───── DATOS DE ENTRADA ─────
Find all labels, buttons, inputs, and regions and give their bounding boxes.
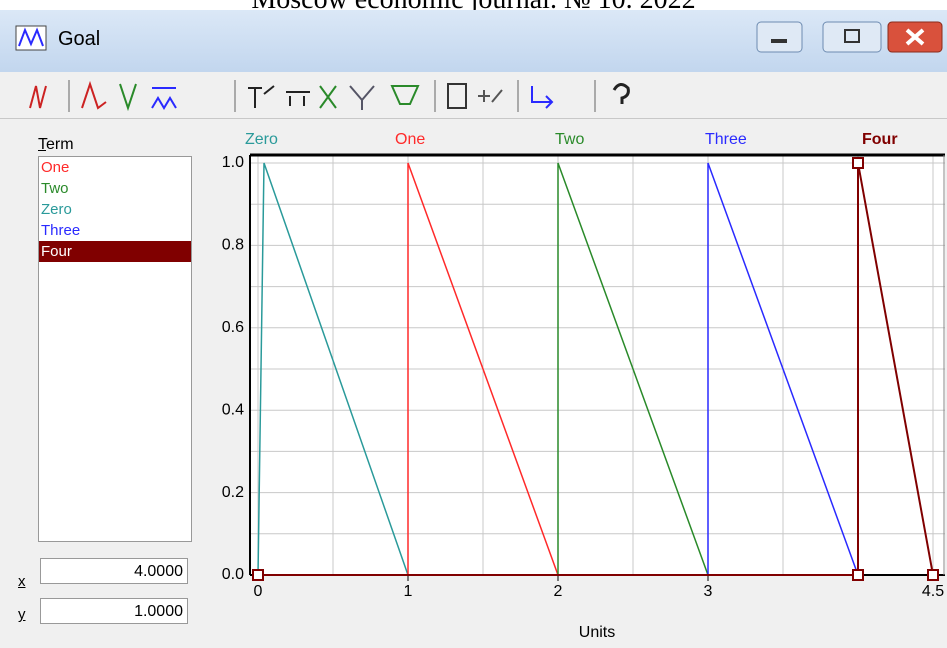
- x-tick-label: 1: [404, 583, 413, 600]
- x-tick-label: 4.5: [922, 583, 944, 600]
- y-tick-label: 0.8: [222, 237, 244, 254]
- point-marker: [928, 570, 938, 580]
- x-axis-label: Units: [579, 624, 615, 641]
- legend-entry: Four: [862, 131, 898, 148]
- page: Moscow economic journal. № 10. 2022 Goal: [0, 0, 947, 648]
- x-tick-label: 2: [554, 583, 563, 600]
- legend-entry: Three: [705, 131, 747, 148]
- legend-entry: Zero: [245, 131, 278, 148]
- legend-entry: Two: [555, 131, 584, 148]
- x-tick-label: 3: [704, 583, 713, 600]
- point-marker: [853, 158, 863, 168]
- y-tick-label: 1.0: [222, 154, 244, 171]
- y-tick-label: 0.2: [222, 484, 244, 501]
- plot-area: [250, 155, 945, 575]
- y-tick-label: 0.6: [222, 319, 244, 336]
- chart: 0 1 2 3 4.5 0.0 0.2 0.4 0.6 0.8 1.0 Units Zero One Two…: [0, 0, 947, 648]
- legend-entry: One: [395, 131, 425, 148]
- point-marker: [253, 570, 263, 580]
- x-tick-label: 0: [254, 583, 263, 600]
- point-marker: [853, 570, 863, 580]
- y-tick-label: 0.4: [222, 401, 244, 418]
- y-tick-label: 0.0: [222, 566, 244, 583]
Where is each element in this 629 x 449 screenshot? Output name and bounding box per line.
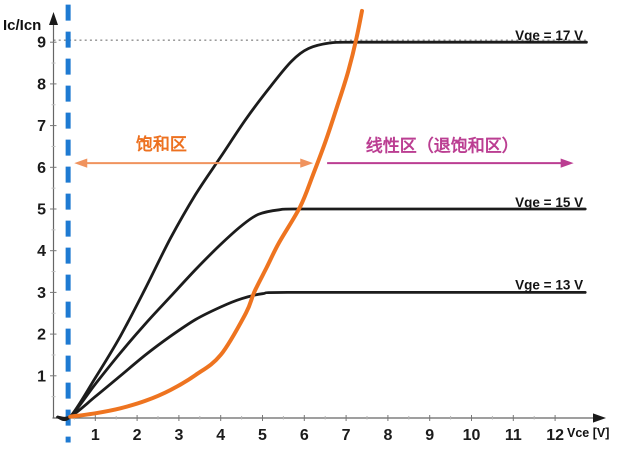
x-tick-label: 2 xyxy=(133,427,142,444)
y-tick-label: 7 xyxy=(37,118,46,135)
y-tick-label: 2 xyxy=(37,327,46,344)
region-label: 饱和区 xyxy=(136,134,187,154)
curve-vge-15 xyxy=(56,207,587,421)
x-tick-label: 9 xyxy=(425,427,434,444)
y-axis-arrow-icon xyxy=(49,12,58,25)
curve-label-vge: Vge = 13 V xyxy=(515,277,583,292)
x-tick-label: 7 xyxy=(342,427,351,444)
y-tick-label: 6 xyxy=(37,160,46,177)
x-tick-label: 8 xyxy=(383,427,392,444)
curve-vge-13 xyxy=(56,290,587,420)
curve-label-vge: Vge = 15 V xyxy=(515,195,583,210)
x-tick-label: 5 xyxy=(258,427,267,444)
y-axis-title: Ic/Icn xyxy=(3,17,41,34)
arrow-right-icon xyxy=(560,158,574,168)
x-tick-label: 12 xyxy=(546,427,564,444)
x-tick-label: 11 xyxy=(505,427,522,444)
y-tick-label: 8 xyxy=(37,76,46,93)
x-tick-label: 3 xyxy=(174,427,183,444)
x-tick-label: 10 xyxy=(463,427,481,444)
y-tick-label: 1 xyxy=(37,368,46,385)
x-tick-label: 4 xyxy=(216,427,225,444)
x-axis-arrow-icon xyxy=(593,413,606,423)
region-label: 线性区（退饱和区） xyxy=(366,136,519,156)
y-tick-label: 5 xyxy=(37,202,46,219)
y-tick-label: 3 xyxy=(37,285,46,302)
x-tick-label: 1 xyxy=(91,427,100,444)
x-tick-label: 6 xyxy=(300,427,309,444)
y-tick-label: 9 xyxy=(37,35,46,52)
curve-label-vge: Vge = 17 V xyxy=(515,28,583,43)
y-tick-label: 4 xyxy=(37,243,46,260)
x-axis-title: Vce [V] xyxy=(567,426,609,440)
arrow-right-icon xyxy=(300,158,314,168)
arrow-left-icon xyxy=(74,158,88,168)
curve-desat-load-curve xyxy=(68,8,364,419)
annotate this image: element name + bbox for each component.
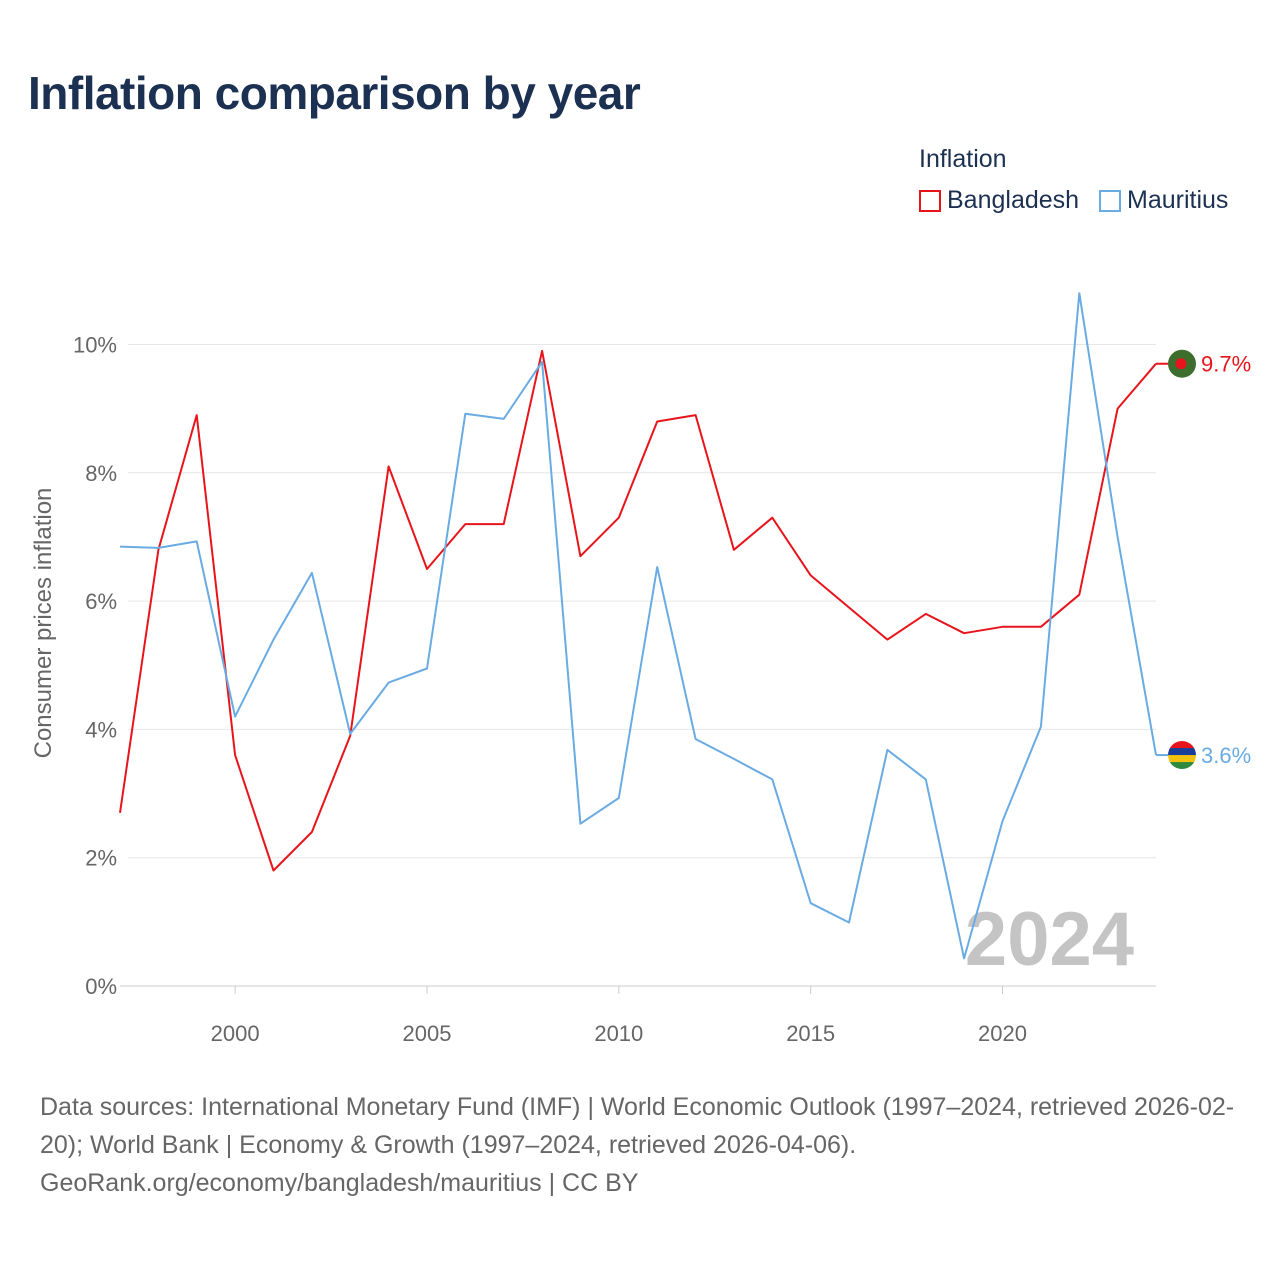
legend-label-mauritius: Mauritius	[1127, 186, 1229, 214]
─────
**TAREA POR REALIZAR:** Seleccione y copie cada línea de los ítems anteriores que contenga la cadena "curve".

**RESPUESTA ESCRITA:**
curve-vge-15 xyxy=(56,207,587,421)
curve-label-vge: Vge = 13 V xyxy=(515,277,583,292)
curve-vge-13 xyxy=(56,290,587,420)
curve-label-vge: Vge = 15 V xyxy=(515,195,583,210)
curve-label-vge: Vge = 17 V xyxy=(515,28,583,43)
curve-desat-load-curve xyxy=(68,8,364,419)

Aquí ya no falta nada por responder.